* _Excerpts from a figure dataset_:
:::
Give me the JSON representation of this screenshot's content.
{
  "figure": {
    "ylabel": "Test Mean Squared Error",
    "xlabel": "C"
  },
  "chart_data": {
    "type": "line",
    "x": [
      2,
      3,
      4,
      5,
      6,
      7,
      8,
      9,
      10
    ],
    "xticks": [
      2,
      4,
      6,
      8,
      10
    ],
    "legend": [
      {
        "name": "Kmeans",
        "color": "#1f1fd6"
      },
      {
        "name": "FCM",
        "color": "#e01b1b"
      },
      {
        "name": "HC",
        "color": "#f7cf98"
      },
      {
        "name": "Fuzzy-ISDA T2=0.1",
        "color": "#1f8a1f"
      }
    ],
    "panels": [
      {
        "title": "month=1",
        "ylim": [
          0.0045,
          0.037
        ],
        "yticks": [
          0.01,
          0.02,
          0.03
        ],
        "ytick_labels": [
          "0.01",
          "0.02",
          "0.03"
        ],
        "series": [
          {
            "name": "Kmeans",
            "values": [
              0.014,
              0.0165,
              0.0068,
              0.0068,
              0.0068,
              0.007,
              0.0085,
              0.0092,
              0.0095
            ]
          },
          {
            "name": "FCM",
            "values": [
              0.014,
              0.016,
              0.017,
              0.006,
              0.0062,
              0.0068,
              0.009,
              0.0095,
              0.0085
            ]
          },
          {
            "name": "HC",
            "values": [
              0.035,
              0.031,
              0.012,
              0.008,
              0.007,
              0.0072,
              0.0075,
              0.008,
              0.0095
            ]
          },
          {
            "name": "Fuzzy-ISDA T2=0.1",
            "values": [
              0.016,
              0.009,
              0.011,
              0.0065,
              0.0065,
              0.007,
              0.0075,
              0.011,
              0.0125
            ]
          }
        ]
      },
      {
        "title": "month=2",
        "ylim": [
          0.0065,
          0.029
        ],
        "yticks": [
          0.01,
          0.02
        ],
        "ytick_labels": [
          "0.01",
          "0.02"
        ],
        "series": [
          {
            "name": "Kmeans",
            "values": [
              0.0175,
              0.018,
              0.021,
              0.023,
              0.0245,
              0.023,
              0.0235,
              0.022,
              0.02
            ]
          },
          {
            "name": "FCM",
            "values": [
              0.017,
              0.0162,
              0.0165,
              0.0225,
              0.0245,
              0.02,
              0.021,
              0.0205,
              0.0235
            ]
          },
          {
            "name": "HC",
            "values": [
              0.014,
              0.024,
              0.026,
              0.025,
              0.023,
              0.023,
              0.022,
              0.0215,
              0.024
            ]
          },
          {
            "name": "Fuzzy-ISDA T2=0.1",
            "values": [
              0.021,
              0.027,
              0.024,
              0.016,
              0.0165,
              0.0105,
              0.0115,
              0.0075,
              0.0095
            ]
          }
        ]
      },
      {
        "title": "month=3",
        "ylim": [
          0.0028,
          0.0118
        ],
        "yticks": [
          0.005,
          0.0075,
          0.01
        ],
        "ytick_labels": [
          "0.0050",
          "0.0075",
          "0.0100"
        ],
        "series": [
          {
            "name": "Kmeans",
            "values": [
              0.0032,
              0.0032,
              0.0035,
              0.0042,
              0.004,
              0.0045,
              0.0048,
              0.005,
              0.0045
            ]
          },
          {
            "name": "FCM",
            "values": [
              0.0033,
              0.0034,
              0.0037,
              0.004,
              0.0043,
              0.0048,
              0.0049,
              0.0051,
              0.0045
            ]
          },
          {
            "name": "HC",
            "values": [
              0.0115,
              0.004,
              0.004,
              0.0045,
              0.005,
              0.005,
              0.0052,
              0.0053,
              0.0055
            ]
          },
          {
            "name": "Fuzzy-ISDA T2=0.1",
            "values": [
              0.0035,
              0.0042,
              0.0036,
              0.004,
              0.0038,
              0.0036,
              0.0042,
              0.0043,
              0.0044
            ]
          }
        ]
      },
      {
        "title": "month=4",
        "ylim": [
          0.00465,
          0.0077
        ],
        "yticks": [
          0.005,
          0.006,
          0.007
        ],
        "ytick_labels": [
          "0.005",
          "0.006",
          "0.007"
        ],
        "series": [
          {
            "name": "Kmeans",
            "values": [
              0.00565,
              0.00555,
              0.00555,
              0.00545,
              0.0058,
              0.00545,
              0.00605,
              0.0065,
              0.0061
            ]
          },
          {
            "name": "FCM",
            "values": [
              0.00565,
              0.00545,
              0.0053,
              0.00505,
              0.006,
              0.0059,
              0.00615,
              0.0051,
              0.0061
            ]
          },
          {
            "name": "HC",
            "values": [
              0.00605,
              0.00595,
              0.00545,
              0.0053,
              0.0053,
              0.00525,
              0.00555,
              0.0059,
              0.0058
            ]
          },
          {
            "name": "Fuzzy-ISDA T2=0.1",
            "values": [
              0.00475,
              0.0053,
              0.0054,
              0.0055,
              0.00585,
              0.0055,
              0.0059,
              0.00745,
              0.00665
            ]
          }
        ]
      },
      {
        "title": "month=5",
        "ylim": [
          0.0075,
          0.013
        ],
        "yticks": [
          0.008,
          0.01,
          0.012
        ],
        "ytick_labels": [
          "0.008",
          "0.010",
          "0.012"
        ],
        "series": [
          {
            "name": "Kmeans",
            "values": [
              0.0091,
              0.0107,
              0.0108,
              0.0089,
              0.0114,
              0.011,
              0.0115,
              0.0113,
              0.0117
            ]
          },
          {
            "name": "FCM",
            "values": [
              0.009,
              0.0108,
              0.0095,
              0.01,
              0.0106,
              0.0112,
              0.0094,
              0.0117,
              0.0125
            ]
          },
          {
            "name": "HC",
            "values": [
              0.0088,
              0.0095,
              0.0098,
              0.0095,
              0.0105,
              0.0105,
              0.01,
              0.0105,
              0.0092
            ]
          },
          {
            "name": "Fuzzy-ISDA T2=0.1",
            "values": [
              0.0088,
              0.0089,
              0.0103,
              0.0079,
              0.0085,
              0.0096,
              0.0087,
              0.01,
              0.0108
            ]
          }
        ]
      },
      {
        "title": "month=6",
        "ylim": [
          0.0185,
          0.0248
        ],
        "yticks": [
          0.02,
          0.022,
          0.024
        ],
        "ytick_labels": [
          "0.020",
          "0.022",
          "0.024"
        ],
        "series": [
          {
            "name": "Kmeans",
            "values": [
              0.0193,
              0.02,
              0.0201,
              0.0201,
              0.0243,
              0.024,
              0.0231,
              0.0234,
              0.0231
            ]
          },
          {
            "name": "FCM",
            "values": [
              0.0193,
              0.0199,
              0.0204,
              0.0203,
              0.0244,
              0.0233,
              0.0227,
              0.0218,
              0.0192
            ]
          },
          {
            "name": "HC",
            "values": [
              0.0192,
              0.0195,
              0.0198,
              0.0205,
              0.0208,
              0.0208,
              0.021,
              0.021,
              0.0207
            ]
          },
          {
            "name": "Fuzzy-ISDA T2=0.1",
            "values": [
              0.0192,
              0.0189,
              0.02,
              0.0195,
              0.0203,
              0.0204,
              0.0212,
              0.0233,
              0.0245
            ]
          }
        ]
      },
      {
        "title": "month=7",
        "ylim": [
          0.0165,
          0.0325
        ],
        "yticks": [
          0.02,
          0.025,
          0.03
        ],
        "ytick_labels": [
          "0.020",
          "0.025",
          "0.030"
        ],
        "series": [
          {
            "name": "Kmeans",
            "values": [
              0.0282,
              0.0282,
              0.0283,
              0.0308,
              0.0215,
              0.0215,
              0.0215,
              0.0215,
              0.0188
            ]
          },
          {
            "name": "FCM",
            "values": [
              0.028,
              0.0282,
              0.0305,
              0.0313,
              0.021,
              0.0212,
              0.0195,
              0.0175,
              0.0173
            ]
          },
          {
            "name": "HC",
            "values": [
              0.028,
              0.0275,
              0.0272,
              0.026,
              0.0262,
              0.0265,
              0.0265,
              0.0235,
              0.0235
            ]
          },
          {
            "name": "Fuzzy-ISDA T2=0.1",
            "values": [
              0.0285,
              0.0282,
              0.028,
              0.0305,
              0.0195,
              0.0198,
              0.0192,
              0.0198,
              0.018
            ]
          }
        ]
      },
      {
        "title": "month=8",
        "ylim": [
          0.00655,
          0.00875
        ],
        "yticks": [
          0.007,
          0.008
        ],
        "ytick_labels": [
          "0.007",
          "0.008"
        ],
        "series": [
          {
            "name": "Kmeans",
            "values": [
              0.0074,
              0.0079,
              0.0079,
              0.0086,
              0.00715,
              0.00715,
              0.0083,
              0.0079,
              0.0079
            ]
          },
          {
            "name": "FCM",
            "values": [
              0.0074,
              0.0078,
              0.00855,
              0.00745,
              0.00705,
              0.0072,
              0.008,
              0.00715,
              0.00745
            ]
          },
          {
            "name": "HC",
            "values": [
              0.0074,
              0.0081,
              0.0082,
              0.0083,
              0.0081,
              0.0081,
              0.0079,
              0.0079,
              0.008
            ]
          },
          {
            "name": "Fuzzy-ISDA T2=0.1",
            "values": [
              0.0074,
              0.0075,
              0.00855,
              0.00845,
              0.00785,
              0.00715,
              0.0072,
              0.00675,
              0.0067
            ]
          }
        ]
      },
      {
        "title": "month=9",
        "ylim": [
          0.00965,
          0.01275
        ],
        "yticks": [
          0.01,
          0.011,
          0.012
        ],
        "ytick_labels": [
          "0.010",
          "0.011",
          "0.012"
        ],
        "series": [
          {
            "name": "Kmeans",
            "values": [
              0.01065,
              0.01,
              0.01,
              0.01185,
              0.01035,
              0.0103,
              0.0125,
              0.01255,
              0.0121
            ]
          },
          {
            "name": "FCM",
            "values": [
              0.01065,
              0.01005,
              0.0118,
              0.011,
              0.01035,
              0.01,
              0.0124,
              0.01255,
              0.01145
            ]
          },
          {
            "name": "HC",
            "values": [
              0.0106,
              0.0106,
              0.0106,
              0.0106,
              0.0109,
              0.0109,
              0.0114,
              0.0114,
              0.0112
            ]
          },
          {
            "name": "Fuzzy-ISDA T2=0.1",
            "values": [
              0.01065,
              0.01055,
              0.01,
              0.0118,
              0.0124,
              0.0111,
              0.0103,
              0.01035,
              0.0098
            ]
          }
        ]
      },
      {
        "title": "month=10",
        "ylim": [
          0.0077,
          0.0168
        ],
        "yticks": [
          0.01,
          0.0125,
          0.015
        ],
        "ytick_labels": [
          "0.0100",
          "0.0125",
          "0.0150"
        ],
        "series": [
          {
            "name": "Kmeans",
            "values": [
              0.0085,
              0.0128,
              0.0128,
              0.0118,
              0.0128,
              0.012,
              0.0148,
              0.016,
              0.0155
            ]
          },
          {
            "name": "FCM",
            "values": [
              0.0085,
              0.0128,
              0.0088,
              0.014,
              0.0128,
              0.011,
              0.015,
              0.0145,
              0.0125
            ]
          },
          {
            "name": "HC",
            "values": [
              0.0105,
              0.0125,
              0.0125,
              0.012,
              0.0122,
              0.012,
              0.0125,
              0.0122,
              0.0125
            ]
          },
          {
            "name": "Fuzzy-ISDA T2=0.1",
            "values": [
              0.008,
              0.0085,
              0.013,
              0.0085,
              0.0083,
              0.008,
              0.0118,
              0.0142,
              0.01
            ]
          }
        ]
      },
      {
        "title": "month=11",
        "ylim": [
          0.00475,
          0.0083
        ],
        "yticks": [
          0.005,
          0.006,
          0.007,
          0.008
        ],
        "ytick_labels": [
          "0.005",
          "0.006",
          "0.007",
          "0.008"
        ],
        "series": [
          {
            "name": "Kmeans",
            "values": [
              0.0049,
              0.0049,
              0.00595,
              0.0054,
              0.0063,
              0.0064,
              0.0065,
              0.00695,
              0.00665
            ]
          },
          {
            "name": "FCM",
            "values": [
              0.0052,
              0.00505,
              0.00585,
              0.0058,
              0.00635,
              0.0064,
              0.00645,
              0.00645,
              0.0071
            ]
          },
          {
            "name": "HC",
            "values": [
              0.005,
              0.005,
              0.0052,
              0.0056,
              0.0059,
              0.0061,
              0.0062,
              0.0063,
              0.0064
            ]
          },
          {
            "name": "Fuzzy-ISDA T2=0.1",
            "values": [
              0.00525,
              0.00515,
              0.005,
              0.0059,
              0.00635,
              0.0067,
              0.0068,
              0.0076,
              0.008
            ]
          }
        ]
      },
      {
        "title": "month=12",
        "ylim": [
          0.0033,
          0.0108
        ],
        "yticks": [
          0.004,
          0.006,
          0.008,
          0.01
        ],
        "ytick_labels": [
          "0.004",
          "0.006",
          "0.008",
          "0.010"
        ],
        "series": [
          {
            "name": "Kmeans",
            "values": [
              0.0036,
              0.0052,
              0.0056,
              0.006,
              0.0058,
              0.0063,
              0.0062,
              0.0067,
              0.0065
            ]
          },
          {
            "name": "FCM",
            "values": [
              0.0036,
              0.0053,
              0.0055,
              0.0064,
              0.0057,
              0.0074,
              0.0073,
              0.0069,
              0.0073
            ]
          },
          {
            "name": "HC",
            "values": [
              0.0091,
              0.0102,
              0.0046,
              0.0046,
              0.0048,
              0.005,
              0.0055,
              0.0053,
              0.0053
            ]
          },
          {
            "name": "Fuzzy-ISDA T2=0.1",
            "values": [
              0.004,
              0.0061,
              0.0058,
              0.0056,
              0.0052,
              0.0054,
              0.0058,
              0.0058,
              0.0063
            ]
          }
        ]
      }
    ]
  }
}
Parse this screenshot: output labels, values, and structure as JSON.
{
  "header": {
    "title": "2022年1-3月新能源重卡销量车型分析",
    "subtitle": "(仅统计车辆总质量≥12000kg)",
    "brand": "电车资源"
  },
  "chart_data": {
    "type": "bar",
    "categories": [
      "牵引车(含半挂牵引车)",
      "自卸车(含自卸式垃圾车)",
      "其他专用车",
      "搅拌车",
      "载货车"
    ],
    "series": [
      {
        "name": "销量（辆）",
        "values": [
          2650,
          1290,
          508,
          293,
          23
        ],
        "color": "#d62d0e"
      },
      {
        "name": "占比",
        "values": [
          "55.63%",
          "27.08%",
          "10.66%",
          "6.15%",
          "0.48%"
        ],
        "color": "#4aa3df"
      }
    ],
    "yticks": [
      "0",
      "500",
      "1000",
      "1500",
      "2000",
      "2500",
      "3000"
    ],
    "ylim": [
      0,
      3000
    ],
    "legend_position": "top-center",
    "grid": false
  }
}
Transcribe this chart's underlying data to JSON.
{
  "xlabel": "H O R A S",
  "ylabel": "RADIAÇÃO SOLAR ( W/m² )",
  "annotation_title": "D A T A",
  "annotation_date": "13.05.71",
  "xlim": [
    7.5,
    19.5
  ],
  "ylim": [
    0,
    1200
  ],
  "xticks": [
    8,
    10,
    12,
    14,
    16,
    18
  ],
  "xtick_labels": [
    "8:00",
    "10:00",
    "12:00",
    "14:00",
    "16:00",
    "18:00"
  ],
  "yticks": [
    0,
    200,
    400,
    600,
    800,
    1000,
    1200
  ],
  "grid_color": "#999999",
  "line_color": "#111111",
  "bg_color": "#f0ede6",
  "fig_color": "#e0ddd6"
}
:::
* _GOAL_: With the line containing "Parse this screenshot: output" as the first and the last line of the records as the final one, print exactly the lines in that span.

* _TASK ANSWER_:
Parse this screenshot: output labels, values, and structure as JSON.
{
  "header": {
    "title": "2022年1-3月新能源重卡销量车型分析",
    "subtitle": "(仅统计车辆总质量≥12000kg)",
    "brand": "电车资源"
  },
  "chart_data": {
    "type": "bar",
    "categories": [
      "牵引车(含半挂牵引车)",
      "自卸车(含自卸式垃圾车)",
      "其他专用车",
      "搅拌车",
      "载货车"
    ],
    "series": [
      {
        "name": "销量（辆）",
        "values": [
          2650,
          1290,
          508,
          293,
          23
        ],
        "color": "#d62d0e"
      },
      {
        "name": "占比",
        "values": [
          "55.63%",
          "27.08%",
          "10.66%",
          "6.15%",
          "0.48%"
        ],
        "color": "#4aa3df"
      }
    ],
    "yticks": [
      "0",
      "500",
      "1000",
      "1500",
      "2000",
      "2500",
      "3000"
    ],
    "ylim": [
      0,
      3000
    ],
    "legend_position": "top-center",
    "grid": false
  }
}
Transcribe this chart's underlying data to JSON.
{
  "xlabel": "H O R A S",
  "ylabel": "RADIAÇÃO SOLAR ( W/m² )",
  "annotation_title": "D A T A",
  "annotation_date": "13.05.71",
  "xlim": [
    7.5,
    19.5
  ],
  "ylim": [
    0,
    1200
  ],
  "xticks": [
    8,
    10,
    12,
    14,
    16,
    18
  ],
  "xtick_labels": [
    "8:00",
    "10:00",
    "12:00",
    "14:00",
    "16:00",
    "18:00"
  ],
  "yticks": [
    0,
    200,
    400,
    600,
    800,
    1000,
    1200
  ],
  "grid_color": "#999999",
  "line_color": "#111111",
  "bg_color": "#f0ede6",
  "fig_color": "#e0ddd6"
}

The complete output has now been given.